REQUIRED TASK
Pull out every line below that holds the word "into".

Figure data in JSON
* Start *

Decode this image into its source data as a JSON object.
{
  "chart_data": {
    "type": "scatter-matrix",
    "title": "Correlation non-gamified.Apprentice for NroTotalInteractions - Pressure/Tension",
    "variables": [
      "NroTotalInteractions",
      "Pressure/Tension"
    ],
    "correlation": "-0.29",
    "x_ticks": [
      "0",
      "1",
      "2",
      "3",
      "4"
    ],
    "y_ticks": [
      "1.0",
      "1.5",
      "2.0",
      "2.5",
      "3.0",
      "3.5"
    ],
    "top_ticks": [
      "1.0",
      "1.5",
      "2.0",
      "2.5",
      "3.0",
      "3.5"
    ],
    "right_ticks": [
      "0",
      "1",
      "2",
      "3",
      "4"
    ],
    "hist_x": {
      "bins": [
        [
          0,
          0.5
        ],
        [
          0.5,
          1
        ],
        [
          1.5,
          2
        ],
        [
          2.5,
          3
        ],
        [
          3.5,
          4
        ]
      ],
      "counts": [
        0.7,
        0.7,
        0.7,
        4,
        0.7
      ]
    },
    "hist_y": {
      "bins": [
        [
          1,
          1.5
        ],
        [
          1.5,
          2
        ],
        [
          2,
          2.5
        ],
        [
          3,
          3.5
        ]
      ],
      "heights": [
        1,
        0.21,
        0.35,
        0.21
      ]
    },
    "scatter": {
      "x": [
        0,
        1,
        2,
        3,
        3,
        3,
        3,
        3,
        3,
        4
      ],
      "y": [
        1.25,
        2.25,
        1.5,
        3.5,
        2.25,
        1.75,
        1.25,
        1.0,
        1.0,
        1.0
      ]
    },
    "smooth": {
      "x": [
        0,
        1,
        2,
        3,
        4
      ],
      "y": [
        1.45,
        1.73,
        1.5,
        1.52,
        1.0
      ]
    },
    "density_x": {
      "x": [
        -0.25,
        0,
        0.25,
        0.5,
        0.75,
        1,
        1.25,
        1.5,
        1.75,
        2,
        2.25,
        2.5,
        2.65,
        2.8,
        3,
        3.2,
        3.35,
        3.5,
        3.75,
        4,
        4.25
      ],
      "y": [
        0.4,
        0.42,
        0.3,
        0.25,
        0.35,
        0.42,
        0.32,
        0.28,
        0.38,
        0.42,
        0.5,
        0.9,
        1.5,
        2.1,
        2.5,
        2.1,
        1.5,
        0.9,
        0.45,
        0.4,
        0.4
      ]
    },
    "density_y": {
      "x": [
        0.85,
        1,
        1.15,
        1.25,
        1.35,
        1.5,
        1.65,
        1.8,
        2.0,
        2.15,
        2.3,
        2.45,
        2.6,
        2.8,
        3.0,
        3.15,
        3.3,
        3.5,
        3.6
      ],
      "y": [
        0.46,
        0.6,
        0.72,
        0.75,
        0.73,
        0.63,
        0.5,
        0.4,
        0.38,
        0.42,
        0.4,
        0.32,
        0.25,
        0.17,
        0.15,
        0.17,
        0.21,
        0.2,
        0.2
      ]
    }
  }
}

* End *
* Start *

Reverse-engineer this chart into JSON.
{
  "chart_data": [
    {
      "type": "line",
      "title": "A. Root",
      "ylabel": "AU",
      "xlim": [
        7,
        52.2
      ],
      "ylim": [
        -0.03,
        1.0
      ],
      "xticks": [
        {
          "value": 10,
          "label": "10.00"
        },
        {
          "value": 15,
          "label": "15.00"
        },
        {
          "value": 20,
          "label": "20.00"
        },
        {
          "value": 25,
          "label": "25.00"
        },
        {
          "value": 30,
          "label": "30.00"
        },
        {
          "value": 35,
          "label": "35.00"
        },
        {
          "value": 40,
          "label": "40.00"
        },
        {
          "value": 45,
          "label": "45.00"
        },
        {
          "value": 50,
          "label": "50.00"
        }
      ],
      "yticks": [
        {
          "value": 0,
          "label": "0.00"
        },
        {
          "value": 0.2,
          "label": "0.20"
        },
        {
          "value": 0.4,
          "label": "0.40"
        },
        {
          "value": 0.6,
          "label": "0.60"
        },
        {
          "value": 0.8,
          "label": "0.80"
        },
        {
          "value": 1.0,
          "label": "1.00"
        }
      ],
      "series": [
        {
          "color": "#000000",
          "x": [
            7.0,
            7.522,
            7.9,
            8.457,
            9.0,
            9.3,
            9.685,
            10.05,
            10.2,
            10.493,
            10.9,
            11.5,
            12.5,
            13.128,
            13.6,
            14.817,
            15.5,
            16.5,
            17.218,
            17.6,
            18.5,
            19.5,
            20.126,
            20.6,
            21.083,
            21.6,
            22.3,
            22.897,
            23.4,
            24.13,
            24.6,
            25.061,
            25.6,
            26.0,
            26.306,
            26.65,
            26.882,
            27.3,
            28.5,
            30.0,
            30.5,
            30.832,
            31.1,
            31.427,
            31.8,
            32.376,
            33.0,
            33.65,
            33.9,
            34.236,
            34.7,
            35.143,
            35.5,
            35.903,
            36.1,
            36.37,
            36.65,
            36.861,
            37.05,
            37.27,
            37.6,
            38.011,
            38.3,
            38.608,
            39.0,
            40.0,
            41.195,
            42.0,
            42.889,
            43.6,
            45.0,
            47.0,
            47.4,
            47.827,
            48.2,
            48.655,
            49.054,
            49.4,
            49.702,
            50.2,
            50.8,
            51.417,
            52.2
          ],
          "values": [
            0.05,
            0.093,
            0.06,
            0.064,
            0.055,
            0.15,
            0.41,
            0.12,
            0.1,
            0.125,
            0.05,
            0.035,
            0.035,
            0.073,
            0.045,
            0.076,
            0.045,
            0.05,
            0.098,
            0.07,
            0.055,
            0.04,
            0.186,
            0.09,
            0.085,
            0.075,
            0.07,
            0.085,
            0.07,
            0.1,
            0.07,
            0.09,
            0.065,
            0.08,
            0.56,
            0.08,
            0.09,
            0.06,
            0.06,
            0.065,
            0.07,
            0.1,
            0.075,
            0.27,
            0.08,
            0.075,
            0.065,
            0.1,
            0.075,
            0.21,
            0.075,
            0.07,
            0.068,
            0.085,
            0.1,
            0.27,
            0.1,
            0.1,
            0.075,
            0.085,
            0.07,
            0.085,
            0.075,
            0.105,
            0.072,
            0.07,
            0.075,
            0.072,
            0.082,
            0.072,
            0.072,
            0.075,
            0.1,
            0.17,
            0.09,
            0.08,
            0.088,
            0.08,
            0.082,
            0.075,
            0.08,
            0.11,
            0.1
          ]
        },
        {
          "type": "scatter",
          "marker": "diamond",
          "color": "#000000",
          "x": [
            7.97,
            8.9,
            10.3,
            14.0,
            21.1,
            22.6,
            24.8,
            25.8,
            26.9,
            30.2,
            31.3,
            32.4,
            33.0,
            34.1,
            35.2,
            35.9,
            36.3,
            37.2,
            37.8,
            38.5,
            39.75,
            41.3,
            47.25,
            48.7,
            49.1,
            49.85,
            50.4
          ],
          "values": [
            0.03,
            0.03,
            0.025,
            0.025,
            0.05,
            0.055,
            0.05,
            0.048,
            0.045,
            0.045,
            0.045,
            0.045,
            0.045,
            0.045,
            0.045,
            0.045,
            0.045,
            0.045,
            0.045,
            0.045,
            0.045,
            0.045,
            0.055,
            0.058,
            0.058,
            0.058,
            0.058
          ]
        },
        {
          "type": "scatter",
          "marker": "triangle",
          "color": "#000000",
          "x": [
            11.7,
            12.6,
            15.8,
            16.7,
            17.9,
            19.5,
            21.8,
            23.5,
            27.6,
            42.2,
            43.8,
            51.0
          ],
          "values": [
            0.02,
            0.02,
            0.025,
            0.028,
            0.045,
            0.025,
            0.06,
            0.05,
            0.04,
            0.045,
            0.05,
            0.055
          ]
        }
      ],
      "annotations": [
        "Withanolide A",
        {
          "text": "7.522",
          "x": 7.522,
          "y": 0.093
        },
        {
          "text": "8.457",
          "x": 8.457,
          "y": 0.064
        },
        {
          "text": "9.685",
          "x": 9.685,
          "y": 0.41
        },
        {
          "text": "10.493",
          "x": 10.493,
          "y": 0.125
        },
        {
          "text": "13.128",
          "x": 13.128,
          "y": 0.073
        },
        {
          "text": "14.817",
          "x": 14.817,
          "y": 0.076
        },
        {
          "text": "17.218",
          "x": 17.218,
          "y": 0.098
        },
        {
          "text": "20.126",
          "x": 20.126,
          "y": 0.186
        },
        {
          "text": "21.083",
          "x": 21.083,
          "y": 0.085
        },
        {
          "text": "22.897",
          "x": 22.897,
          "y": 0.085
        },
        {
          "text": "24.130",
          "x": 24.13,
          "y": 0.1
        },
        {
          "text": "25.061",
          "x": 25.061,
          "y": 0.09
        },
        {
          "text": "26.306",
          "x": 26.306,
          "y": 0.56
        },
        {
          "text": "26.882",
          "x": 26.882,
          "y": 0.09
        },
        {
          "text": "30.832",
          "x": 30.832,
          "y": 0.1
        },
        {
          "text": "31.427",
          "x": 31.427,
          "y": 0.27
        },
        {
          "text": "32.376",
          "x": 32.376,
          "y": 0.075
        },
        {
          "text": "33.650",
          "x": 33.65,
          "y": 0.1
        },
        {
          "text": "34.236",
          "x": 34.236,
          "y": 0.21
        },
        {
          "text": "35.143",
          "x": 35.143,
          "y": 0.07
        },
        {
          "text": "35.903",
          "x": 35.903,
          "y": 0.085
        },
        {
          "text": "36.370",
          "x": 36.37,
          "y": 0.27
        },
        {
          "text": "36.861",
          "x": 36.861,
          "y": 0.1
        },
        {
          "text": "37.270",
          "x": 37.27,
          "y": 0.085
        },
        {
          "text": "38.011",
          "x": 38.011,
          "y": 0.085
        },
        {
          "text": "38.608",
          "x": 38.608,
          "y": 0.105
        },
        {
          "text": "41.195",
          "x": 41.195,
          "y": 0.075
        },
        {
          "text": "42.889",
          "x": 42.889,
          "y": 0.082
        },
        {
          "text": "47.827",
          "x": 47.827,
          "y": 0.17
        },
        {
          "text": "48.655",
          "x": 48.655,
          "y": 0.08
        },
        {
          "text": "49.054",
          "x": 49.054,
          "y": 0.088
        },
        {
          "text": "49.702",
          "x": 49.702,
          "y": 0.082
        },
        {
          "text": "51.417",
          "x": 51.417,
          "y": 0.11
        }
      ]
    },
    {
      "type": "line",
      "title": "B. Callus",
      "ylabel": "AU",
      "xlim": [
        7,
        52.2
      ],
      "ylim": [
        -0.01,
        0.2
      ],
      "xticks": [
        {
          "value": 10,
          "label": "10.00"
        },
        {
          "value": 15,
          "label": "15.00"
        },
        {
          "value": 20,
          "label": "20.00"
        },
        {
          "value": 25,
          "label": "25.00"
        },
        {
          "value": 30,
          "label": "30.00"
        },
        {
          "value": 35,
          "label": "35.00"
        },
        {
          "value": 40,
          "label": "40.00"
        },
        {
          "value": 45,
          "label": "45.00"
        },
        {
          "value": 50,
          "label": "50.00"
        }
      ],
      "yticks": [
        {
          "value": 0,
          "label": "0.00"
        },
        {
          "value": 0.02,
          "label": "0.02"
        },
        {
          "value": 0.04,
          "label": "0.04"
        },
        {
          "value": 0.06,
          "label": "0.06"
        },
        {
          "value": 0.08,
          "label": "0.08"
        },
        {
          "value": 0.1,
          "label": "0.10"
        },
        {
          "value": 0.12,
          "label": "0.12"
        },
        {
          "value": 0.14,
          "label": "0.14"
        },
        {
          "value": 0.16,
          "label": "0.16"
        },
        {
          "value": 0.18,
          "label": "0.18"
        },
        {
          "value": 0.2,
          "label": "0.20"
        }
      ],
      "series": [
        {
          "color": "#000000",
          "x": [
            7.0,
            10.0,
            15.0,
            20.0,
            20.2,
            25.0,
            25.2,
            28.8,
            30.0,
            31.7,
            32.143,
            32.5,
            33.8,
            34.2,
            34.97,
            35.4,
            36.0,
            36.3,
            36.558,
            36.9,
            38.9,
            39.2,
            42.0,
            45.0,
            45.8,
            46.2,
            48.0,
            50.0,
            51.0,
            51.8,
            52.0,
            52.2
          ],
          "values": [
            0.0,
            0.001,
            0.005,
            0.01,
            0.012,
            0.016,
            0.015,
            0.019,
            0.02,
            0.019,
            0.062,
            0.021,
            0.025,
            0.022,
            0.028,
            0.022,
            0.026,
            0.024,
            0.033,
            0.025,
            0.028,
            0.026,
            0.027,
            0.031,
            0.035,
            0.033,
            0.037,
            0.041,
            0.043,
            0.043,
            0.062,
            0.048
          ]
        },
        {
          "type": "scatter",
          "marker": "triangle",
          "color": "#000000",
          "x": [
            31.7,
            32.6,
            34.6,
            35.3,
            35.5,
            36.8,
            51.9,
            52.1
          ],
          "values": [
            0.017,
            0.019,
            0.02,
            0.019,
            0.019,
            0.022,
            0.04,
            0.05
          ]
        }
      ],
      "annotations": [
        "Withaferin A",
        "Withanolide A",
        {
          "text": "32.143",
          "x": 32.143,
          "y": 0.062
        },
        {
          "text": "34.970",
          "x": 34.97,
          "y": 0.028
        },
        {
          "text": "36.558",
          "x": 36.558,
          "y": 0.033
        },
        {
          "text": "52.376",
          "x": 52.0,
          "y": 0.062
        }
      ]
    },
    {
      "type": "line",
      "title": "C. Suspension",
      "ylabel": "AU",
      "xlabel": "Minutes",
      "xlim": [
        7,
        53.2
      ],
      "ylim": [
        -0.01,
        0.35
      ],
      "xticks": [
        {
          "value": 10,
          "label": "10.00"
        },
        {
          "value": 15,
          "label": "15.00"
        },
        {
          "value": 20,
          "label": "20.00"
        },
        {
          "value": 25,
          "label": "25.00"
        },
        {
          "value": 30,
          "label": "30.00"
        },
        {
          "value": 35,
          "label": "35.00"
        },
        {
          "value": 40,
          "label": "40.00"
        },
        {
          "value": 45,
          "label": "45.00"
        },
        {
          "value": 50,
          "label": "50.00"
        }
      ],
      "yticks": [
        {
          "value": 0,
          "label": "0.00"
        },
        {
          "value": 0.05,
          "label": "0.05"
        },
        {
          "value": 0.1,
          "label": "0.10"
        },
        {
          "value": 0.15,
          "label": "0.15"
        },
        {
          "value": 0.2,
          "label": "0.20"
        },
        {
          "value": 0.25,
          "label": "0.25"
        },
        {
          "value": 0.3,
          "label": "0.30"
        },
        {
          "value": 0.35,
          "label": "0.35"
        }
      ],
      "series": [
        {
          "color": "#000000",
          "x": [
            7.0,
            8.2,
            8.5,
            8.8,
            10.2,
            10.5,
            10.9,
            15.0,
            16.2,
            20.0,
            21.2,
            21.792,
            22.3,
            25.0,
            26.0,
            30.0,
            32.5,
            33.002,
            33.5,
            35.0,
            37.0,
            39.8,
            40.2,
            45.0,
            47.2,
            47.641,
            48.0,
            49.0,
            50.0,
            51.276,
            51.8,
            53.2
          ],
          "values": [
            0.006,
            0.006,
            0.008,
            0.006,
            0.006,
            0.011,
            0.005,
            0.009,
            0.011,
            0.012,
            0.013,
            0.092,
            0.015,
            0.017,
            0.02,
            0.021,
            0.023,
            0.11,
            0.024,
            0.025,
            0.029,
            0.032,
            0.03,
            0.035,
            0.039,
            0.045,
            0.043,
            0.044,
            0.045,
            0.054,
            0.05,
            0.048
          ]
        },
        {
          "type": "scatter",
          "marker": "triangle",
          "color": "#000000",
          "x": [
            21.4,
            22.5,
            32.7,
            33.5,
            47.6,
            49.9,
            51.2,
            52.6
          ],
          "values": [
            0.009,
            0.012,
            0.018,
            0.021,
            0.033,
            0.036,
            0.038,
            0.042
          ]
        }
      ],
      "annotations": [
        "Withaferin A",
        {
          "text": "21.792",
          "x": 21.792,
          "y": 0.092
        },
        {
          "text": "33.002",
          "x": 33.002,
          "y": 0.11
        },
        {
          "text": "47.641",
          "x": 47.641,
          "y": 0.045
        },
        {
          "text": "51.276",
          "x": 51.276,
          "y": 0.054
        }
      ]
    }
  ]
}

* End *

TASK RESULT
Decode this image into its source data as a JSON object.
Reverse-engineer this chart into JSON.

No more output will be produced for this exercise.